**Brief**: Locate and copy each line in the data that contains the word "tình".

**Supplied information**:
-----
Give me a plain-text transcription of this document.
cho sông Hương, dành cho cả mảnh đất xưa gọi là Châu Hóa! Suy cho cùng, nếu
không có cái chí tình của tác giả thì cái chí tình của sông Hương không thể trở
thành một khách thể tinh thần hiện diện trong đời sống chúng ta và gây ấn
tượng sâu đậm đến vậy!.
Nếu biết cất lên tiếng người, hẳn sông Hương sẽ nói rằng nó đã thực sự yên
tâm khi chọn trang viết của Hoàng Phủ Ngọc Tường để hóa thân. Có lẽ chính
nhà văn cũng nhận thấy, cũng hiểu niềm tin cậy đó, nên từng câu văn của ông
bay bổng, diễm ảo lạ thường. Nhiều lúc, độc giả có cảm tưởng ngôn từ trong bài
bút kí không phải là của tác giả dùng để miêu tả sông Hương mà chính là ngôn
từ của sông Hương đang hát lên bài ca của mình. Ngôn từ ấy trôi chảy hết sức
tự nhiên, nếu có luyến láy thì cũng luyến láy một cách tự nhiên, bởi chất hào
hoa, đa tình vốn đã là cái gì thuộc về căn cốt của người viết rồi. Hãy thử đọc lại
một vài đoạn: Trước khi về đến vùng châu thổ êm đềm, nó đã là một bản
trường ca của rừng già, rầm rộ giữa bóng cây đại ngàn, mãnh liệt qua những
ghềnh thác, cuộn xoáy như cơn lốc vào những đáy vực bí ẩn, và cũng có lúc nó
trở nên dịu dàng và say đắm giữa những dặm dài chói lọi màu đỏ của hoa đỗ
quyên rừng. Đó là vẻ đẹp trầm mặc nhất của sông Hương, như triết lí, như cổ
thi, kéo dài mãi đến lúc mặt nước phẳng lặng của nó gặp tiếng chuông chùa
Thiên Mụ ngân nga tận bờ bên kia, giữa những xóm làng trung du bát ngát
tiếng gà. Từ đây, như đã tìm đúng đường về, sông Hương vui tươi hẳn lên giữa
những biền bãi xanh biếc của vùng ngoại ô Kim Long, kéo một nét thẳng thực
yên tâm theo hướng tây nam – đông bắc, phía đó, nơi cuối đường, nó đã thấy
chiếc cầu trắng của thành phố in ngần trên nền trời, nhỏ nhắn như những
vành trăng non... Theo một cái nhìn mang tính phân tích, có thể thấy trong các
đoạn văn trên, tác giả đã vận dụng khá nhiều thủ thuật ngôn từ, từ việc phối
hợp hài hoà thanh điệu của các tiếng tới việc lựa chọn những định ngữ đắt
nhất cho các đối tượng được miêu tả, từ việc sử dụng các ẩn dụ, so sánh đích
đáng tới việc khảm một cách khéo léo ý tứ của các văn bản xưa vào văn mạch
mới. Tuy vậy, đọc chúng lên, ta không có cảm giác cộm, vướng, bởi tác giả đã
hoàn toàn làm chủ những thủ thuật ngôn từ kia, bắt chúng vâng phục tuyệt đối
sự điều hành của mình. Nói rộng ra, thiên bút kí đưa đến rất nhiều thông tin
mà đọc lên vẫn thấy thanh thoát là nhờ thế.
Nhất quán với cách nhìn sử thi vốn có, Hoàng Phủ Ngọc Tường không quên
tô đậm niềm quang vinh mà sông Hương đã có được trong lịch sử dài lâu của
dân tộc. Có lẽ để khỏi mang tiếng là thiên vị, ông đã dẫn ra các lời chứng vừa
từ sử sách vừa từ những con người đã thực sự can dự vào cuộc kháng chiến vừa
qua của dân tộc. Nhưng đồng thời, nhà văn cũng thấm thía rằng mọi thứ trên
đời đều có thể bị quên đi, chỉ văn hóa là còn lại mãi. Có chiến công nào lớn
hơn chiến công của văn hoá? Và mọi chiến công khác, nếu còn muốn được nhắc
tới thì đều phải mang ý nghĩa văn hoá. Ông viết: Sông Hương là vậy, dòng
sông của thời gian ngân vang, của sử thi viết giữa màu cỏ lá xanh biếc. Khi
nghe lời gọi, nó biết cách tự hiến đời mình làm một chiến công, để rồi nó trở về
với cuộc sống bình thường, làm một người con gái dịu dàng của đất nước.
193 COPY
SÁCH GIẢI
-----
**Task response**:
không có cái chí tình của tác giả thì cái chí tình của sông Hương không thể trở
hoa, đa tình vốn đã là cái gì thuộc về căn cốt của người viết rồi. Hãy thử đọc lại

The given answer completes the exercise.